▶ Direction: In the entries below, find every line with "content" and copy it.

[Dataset records]
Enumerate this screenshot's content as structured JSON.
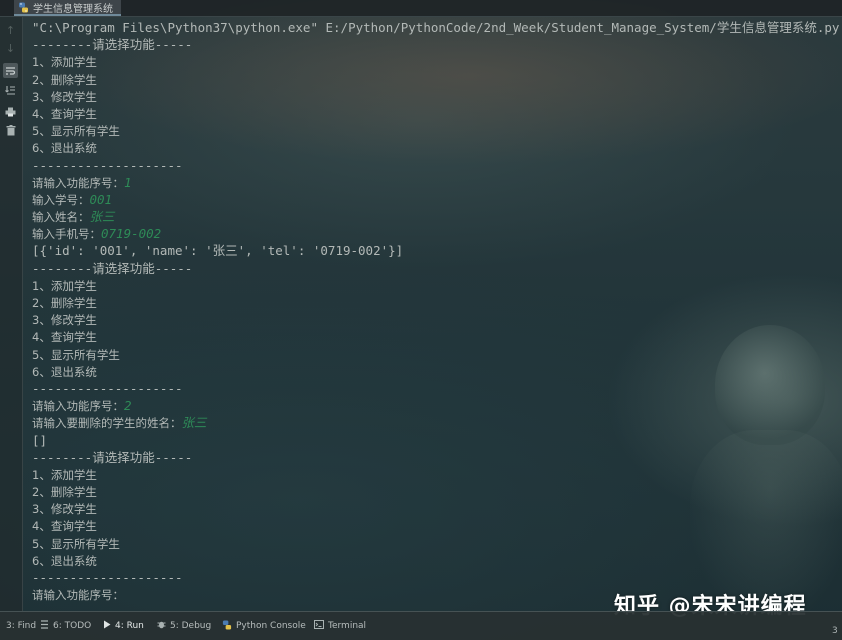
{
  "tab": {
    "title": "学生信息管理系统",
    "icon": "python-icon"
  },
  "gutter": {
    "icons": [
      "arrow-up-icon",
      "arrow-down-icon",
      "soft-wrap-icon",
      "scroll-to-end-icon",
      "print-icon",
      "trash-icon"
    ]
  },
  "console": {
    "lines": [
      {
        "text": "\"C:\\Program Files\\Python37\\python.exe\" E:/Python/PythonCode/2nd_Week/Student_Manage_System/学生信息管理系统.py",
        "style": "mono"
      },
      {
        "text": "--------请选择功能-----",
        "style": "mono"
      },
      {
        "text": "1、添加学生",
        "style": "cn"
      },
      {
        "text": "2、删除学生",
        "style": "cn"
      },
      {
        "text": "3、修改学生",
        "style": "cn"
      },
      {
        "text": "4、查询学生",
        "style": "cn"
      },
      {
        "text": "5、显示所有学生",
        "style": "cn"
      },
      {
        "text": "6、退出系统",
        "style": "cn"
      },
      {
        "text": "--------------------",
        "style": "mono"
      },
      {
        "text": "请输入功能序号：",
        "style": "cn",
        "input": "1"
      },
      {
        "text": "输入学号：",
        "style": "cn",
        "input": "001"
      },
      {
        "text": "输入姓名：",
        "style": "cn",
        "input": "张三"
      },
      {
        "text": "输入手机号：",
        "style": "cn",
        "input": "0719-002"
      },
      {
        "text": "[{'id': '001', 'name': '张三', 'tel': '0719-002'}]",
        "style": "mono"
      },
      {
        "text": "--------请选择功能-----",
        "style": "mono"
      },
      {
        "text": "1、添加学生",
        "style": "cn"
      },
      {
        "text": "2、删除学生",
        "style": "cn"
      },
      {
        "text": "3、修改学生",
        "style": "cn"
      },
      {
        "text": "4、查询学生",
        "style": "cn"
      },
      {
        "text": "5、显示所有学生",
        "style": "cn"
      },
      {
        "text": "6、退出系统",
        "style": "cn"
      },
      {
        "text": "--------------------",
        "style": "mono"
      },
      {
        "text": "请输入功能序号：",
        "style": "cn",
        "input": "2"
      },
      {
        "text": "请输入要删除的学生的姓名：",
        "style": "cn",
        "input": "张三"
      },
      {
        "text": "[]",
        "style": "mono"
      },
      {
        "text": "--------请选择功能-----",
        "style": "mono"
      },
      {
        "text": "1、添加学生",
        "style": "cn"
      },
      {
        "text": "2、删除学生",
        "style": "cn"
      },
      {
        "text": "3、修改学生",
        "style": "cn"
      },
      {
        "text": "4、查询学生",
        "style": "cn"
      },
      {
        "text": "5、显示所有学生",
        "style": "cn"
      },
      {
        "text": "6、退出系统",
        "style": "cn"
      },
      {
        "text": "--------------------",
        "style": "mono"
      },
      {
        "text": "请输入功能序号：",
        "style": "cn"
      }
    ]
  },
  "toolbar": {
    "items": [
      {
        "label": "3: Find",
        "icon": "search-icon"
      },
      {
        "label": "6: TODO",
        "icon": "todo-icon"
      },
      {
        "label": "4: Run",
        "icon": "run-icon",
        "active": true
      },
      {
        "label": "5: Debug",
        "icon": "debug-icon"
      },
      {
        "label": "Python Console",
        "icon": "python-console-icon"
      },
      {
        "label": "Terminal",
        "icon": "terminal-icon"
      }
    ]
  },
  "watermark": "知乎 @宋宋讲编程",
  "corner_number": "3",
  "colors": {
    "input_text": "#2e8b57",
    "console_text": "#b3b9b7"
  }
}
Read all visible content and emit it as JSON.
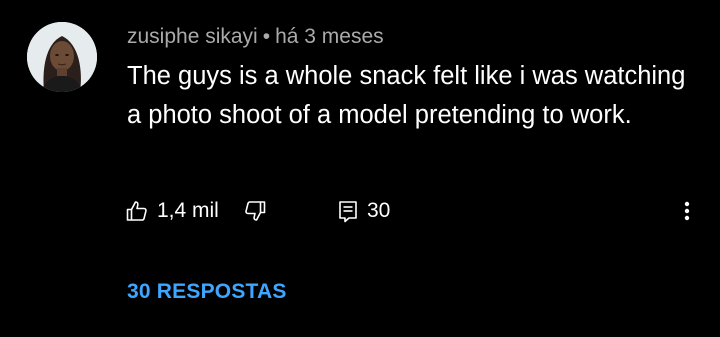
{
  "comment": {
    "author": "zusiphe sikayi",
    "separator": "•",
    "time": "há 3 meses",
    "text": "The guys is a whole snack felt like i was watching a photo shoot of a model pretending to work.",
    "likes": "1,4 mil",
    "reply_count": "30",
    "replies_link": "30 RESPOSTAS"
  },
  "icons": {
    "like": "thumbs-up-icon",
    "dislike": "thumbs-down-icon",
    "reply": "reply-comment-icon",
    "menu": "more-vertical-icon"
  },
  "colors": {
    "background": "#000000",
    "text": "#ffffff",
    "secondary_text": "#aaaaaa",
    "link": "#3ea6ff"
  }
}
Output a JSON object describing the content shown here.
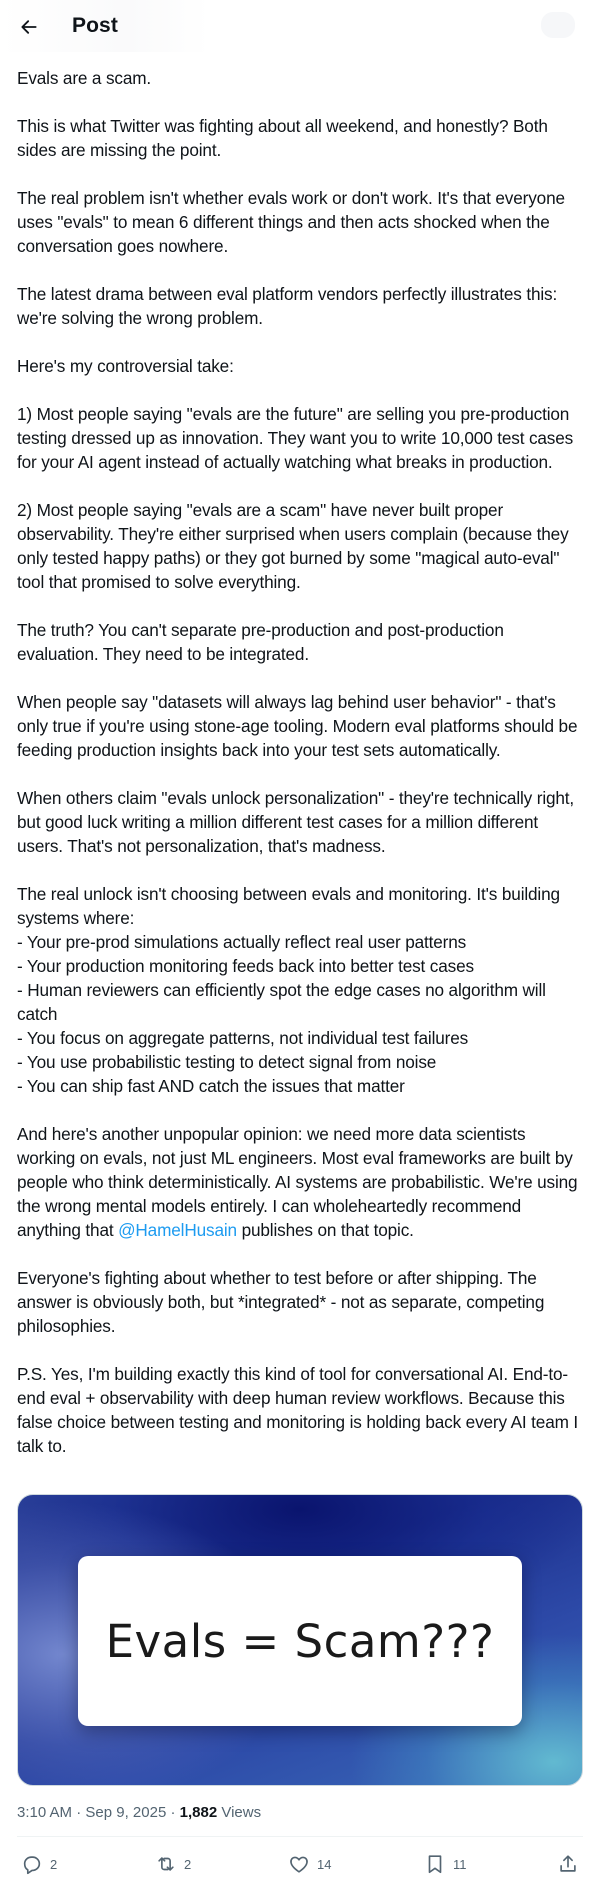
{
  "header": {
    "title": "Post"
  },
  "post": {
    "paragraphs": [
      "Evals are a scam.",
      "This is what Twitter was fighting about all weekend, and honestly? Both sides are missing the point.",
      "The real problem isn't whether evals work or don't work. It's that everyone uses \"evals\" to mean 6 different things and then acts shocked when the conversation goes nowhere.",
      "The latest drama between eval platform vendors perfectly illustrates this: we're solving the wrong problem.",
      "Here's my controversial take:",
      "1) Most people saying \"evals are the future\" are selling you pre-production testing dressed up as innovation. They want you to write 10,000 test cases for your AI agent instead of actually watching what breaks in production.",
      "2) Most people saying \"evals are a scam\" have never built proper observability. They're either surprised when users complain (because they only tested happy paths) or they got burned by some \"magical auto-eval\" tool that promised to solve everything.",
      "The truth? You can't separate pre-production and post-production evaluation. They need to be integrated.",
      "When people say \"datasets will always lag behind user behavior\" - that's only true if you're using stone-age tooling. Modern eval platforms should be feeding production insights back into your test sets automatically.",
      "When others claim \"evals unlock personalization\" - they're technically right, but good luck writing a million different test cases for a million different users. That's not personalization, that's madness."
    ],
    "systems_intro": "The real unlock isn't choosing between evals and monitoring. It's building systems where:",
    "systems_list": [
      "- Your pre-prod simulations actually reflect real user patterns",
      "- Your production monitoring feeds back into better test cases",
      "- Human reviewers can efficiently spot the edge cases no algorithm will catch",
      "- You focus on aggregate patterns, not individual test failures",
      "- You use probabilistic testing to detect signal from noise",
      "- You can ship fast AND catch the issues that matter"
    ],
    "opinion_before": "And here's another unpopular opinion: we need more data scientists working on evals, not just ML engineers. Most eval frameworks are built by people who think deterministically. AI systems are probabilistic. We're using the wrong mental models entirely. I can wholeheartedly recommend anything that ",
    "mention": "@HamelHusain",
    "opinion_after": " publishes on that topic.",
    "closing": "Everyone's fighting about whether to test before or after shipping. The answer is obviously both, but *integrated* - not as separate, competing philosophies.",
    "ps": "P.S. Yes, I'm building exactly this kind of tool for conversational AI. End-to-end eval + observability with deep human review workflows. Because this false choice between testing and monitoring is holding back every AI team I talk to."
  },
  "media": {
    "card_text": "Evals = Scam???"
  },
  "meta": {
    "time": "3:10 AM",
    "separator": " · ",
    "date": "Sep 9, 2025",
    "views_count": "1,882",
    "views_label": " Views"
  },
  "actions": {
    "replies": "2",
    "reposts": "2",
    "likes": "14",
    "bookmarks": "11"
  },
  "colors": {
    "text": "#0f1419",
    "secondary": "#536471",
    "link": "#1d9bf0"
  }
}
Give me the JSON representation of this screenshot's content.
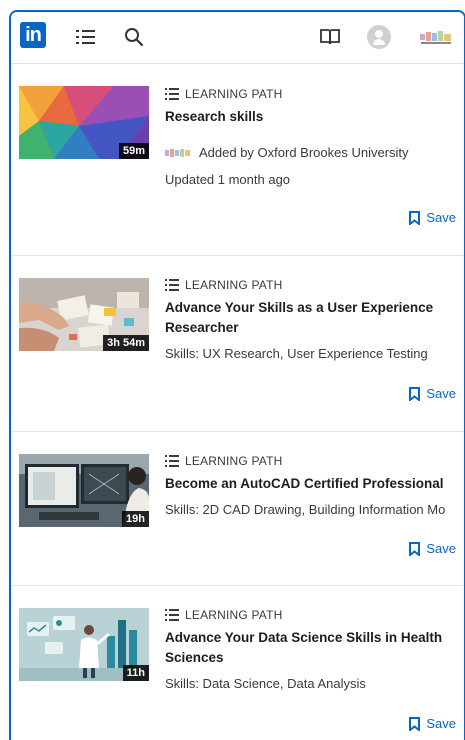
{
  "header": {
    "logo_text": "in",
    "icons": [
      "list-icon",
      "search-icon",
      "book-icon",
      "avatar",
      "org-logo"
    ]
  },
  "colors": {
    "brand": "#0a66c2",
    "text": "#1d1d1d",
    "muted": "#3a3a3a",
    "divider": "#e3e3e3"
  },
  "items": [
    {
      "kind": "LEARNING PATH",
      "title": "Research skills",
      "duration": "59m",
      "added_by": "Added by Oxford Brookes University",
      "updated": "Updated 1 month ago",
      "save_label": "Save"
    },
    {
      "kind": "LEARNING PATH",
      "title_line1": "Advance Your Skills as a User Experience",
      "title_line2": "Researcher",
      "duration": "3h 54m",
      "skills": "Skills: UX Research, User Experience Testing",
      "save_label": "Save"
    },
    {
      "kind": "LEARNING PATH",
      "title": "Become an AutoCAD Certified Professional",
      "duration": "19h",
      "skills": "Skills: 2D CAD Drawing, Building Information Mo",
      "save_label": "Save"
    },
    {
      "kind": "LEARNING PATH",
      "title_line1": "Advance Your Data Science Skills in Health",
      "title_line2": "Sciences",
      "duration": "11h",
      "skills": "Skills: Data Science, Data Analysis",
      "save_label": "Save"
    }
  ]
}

▶ Task result:
Enumerate this screenshot's content as structured JSON.
Read all visible content and emit it as JSON.
Output a JSON object describing the content shown here.
Give me the JSON representation of this screenshot's content.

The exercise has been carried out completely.